STATED PROBLEM A ▸ In the court opinion passage, how many propositions does the brief of counsel for plaintiff in error present?

The statement of the case made by the reporter shows these facts as being those upon which the supreme court was required to decide in determining that question. The clear, concise and logical opinion of Judge Quinan leaves no room for doubting that in passing upon that question the relation and effect of these several instruments to the subject and the legal consequence under the deed of assignment and decree of court of the purchase money notes being-made payable to Lanfear, and the mortgages given to him to secure their payment, in determining whether the estate of Jones still retained the superior title, or whether it was lost, were distinctly the subjects of judicial consideration and authoritative determination.
The brief of counsel for plaintiff in error presents eight propositions under the assignment of error which has been stated. These propositions, in the main, question the correctness of the decision of the supreme court upon the ground that on several points which the brief attributes to the opinion,that the evidence either did not warrant the assumption of a given fact or facts, or else that the conclusion of law or fact placed by the court upon the evidence,was not supported by the evidence, or was unwarranted by it.
On most, if not all, of such propositions, we conceive that the points thus made are not relevant to the merits of the case as the same was viewed by the learned judge who pronounced the opinion. The questions made in the propositions alluded to, we think, with due consideration to the views of the able counsel, indicate a misconception of the real grounds on which the opinion was rested, holding that the legal title to the land was not in Frankland.
The introductory portion of the opinion is devoted, it is true, to maintaining the proposition that where the vendor parts with the notes and security given for the purchase money he cannot be said to retain any longer any title to the land; but the opinion does not rest the reversal of the judgment on the ground that the purchase money notes, being made payable to Lanfear, and the mortgages given to secure them being made to him, constituted that transaction such a dealing with a third person as brought the question of
The opinion, after stating the rule referred to, proceeded to show that the true construction of the deed of assignment, considered in connection with the transactions between Jones, the grantor, and Barnes, the beneficiary, the decree of the court construing and giving effect to them, showed a state of facts which were, in legal consequence, the same as would have ensued in the case of a vendor of land transferring his purchase money notes, so far as concerns the question as to whether the legal title abided with Jones’ estate, or with the assignees or not.

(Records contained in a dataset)
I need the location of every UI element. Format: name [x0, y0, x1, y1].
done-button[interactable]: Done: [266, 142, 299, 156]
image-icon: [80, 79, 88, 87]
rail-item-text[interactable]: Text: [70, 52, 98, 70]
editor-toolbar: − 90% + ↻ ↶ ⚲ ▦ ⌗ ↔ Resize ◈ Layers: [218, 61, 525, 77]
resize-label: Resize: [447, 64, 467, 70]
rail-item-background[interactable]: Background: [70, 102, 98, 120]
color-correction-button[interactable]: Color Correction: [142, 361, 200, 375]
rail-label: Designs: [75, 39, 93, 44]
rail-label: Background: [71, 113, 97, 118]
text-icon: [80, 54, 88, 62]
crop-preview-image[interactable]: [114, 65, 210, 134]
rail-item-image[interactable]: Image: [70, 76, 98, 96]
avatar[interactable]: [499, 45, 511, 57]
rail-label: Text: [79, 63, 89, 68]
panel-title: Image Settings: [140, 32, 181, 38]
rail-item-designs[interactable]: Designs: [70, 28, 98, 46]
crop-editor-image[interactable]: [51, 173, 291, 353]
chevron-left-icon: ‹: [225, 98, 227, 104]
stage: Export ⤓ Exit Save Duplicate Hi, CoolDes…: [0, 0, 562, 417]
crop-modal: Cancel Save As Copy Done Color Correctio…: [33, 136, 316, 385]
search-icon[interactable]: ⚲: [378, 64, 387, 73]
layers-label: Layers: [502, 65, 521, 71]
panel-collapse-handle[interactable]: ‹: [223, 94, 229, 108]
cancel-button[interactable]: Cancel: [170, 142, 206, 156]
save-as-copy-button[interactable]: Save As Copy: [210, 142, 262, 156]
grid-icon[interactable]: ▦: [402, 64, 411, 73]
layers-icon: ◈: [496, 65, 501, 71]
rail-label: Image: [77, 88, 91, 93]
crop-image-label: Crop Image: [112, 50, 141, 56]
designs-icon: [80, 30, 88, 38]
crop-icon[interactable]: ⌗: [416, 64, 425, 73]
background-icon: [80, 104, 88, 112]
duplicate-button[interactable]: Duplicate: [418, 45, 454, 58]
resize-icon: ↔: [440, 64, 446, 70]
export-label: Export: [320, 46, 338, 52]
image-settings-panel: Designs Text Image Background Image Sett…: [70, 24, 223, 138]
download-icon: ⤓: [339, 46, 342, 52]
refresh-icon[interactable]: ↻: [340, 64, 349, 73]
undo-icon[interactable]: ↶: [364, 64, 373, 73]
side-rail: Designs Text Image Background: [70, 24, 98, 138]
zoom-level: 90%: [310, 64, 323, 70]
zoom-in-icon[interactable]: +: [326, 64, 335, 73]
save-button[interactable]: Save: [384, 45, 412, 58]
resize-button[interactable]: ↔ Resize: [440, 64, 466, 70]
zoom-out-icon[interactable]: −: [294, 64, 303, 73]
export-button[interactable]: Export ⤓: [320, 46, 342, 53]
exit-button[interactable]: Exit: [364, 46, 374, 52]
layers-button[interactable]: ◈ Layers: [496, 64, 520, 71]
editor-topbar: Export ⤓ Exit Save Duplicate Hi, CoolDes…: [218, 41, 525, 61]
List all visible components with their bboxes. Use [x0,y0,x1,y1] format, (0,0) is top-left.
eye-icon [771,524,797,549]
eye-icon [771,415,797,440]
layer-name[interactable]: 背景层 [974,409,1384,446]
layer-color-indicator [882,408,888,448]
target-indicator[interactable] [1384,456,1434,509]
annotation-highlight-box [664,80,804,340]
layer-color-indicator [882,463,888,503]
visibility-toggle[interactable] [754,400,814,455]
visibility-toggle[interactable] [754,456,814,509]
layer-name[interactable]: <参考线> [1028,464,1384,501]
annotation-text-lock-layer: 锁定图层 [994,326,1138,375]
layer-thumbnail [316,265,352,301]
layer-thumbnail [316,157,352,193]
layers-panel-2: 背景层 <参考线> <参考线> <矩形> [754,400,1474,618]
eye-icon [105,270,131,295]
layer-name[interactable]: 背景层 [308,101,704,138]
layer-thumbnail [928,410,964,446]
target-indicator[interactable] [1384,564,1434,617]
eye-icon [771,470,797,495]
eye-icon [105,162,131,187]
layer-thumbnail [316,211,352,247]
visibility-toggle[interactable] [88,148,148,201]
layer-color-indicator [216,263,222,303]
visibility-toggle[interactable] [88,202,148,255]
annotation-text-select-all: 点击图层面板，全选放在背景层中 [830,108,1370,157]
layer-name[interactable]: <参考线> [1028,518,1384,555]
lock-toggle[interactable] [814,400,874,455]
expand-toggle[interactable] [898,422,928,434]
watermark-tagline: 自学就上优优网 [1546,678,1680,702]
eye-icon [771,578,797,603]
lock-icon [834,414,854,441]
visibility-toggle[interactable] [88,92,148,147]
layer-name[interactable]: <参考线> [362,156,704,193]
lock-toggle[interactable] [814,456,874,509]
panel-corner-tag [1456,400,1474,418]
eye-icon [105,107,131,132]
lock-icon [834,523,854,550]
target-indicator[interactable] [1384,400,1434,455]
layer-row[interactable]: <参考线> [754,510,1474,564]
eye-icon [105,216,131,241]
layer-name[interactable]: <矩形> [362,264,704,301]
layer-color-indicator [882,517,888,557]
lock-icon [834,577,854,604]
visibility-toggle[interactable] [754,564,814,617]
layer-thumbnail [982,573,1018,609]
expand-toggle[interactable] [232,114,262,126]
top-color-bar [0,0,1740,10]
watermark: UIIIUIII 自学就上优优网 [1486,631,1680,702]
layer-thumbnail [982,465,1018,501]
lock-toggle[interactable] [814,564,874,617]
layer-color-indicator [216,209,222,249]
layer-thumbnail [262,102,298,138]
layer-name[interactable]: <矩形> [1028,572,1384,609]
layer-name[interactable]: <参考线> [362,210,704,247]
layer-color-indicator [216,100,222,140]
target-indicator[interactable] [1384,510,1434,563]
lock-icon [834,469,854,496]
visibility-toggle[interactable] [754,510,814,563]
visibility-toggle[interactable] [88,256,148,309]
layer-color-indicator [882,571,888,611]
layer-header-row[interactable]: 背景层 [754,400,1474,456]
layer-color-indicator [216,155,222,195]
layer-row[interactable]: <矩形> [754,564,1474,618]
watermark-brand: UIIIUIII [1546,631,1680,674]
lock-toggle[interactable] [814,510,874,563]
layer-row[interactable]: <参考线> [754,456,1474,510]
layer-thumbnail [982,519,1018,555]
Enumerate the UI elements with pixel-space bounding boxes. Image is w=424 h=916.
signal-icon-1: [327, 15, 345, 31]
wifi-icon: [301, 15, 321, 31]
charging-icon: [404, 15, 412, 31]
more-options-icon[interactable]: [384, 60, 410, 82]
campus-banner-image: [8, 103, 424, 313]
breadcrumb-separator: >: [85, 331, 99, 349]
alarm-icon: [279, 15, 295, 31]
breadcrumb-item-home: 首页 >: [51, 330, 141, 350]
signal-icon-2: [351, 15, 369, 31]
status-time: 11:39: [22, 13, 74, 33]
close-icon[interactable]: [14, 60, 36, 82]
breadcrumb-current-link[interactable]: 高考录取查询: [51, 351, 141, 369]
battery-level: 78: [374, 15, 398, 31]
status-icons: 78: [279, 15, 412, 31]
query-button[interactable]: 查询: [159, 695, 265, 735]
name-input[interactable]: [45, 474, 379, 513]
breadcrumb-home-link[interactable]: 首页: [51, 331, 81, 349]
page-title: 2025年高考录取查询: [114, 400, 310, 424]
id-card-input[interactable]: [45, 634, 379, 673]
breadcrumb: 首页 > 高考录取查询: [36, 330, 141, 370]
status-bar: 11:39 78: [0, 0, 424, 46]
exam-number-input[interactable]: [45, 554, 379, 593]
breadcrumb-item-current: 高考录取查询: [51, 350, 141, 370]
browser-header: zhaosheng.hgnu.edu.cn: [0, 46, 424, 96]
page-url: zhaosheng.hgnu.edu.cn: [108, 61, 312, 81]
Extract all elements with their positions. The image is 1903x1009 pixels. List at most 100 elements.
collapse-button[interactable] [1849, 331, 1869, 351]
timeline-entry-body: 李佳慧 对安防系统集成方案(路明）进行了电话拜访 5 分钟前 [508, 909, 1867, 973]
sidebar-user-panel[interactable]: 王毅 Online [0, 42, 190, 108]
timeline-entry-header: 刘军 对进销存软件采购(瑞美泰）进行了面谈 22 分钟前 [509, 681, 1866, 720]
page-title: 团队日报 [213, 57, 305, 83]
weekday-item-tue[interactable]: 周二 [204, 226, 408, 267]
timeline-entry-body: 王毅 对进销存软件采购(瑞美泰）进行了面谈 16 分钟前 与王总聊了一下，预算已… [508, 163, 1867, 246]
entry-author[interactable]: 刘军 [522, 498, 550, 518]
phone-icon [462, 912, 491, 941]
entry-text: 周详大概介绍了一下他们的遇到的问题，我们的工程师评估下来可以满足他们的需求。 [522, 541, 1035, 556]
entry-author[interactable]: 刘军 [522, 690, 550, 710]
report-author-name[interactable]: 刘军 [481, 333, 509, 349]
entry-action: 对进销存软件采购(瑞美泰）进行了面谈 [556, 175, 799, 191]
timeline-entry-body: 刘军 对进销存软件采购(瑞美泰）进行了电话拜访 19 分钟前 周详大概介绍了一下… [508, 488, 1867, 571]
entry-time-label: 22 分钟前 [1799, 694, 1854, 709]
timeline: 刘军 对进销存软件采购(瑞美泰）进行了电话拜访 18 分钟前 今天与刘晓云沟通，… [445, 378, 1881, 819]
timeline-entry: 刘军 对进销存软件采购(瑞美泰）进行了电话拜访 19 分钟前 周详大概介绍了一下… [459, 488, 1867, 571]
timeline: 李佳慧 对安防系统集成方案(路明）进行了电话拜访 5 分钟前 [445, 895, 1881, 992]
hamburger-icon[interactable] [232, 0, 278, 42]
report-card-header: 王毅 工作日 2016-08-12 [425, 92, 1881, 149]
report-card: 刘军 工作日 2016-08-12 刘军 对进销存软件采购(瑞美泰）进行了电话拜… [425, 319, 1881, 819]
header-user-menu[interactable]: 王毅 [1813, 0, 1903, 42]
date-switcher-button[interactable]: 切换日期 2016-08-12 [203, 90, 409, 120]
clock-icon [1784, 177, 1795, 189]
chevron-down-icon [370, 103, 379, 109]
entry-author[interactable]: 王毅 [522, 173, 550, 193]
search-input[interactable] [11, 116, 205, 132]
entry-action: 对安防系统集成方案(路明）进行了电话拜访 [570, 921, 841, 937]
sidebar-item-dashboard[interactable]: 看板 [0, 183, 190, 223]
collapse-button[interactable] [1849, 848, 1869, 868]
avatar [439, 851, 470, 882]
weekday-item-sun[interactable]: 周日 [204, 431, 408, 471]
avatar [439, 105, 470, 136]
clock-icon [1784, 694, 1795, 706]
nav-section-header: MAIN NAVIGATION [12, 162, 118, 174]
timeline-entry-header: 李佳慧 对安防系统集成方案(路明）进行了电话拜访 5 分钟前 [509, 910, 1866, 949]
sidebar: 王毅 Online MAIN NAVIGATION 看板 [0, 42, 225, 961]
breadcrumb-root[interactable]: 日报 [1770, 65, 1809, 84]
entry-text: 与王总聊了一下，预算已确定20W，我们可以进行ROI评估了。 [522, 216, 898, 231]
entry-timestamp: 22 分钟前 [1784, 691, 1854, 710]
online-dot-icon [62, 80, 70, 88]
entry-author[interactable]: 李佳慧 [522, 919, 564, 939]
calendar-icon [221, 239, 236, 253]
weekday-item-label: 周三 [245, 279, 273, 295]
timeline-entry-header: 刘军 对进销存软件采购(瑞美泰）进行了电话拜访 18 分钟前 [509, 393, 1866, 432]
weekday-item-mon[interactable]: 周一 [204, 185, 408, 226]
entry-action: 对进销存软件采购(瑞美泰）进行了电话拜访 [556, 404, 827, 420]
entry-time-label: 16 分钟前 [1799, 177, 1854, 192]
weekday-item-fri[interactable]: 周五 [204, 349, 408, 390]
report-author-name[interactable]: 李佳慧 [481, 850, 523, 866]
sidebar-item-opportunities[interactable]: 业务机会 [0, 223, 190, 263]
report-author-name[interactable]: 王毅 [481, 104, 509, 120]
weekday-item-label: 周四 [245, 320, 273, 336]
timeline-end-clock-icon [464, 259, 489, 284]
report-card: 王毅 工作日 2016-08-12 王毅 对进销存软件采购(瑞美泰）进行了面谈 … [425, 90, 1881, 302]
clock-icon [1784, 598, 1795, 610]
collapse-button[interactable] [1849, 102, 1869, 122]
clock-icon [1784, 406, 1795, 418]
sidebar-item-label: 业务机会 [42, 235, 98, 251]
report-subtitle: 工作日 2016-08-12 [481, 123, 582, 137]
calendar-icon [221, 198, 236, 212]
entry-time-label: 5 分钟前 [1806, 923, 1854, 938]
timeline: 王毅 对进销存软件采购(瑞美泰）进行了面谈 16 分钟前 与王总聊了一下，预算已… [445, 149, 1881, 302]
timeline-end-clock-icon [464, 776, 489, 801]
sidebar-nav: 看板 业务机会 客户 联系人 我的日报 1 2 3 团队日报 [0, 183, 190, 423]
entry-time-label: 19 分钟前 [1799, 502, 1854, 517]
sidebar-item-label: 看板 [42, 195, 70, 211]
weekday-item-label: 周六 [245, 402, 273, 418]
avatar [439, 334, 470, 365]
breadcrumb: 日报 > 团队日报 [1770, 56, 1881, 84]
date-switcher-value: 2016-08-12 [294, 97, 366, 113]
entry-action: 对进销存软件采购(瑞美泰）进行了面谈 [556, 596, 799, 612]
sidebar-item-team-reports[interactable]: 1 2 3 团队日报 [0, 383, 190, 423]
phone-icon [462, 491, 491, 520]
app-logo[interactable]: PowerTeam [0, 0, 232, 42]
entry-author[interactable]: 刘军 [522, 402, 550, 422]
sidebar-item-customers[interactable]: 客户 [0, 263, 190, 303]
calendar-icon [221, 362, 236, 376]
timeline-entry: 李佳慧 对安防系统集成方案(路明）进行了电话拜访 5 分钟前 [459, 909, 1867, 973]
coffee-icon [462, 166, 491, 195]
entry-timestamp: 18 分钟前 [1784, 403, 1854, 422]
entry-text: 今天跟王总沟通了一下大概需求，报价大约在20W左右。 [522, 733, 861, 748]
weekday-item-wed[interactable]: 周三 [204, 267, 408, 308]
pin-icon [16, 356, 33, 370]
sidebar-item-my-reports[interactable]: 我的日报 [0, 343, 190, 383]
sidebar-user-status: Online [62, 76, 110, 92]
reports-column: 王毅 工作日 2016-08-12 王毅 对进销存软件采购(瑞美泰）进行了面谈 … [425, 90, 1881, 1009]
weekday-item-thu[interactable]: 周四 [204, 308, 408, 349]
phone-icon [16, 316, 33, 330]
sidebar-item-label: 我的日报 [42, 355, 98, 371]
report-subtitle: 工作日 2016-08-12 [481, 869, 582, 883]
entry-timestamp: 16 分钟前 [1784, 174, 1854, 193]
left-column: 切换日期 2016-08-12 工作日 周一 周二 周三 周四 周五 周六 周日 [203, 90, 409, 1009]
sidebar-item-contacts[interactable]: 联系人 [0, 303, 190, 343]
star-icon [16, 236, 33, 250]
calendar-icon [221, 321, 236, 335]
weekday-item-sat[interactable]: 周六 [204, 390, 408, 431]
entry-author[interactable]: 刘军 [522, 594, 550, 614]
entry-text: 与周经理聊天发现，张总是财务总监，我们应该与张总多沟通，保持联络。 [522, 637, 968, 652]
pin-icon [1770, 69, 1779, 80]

STATED PROBLEM B ▸ Format everything from the start of the records down to the line containing "chevron-left-icon: ‹: [225, 98, 227, 104]" as a JSON list of strings, one string per line, leaving out blank lines.

RESPONSE A ▸ Eight propositions.

RESPONSE B ▸
[
  "I need the location of every UI element. Format: name [x0, y0, x1, y1].",
  "done-button[interactable]: Done: [266, 142, 299, 156]",
  "image-icon: [80, 79, 88, 87]",
  "rail-item-text[interactable]: Text: [70, 52, 98, 70]",
  "editor-toolbar: − 90% + ↻ ↶ ⚲ ▦ ⌗ ↔ Resize ◈ Layers: [218, 61, 525, 77]",
  "resize-label: Resize: [447, 64, 467, 70]",
  "rail-item-background[interactable]: Background: [70, 102, 98, 120]",
  "color-correction-button[interactable]: Color Correction: [142, 361, 200, 375]",
  "rail-label: Designs: [75, 39, 93, 44]",
  "rail-label: Background: [71, 113, 97, 118]",
  "text-icon: [80, 54, 88, 62]",
  "crop-preview-image[interactable]: [114, 65, 210, 134]",
  "rail-item-image[interactable]: Image: [70, 76, 98, 96]",
  "avatar[interactable]: [499, 45, 511, 57]",
  "rail-label: Text: [79, 63, 89, 68]",
  "panel-title: Image Settings: [140, 32, 181, 38]",
  "rail-item-designs[interactable]: Designs: [70, 28, 98, 46]",
  "crop-editor-image[interactable]: [51, 173, 291, 353]",
  "chevron-left-icon: ‹: [225, 98, 227, 104]"
]